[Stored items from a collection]
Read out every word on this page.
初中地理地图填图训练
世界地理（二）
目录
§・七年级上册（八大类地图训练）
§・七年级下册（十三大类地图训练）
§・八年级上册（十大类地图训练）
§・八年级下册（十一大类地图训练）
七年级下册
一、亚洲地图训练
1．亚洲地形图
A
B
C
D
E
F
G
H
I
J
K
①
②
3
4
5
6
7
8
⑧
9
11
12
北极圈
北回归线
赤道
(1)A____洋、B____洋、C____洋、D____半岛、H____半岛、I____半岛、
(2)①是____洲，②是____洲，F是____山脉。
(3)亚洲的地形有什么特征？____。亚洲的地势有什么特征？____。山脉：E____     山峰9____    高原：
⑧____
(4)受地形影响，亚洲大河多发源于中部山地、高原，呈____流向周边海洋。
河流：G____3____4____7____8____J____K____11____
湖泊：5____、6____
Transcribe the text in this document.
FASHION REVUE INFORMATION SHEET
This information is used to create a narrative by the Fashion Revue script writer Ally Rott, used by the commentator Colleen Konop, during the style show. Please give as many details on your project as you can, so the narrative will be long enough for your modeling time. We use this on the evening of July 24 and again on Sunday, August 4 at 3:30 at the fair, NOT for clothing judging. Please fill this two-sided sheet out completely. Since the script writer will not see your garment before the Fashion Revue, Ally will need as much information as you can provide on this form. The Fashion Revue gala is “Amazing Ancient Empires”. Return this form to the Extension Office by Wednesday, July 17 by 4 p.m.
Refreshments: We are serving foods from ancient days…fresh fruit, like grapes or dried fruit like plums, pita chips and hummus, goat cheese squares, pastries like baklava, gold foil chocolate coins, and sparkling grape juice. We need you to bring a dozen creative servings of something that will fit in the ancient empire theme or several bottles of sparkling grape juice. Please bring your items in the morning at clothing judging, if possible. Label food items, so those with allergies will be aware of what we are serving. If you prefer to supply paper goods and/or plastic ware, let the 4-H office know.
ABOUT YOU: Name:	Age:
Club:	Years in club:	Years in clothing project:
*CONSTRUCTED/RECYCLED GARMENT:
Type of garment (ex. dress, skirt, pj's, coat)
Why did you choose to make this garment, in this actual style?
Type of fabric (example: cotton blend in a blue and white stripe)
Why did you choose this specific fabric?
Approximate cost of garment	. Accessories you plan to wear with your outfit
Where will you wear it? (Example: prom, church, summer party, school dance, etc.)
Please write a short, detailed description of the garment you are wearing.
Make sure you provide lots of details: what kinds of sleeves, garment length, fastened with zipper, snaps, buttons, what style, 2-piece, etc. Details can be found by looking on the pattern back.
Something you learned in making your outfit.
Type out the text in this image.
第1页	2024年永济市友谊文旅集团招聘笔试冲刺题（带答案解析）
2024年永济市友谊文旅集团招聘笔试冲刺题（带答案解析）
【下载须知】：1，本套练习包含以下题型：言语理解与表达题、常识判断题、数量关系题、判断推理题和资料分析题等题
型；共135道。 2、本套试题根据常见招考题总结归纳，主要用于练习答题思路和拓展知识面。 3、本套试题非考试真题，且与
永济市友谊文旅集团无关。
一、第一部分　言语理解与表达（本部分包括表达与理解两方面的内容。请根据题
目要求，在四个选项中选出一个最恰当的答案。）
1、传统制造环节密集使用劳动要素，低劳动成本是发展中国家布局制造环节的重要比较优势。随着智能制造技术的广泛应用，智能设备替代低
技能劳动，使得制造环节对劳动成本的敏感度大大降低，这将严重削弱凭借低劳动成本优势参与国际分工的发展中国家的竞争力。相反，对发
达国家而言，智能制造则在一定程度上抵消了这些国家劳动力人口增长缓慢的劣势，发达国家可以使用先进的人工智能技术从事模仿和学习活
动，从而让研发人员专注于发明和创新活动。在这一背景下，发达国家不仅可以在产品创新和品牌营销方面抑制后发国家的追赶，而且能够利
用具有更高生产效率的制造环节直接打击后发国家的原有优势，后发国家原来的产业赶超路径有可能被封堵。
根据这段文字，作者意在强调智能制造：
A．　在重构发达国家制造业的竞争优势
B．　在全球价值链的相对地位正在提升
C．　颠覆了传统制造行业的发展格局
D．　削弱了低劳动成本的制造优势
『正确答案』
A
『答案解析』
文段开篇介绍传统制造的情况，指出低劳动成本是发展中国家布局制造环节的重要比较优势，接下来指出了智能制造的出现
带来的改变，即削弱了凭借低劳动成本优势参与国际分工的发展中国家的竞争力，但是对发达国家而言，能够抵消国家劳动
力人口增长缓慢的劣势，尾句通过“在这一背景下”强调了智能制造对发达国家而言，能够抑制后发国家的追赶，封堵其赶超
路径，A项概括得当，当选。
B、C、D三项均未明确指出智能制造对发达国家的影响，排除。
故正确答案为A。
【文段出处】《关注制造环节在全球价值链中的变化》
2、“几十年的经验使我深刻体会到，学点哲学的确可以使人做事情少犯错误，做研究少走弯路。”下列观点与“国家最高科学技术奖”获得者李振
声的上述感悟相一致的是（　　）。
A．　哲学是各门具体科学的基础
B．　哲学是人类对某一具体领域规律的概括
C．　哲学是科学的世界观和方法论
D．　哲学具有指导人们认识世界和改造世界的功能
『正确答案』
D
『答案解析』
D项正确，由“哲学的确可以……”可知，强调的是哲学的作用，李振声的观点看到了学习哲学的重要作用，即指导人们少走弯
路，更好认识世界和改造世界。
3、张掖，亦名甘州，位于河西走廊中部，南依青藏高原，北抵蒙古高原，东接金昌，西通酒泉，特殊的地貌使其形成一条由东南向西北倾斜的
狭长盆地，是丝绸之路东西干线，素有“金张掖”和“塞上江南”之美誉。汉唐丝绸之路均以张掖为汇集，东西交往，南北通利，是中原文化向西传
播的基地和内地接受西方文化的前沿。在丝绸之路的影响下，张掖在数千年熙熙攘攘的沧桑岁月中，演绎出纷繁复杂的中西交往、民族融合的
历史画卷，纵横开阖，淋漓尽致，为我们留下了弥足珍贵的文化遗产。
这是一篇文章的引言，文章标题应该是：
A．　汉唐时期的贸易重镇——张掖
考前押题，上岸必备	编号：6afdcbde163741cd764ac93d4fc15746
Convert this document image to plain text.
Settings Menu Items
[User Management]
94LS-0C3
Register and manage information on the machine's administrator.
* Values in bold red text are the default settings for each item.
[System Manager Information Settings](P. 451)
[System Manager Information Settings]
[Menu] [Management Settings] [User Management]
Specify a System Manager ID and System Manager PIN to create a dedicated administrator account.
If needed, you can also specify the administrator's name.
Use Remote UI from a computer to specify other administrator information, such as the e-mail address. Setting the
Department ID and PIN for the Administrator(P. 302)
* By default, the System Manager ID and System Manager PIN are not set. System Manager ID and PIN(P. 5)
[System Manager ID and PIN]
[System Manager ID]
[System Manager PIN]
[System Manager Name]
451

▶ Written problem:
Give the number of lines in the listing above that hold the string "default", with nothing else.

▶ Result for this exercise:
2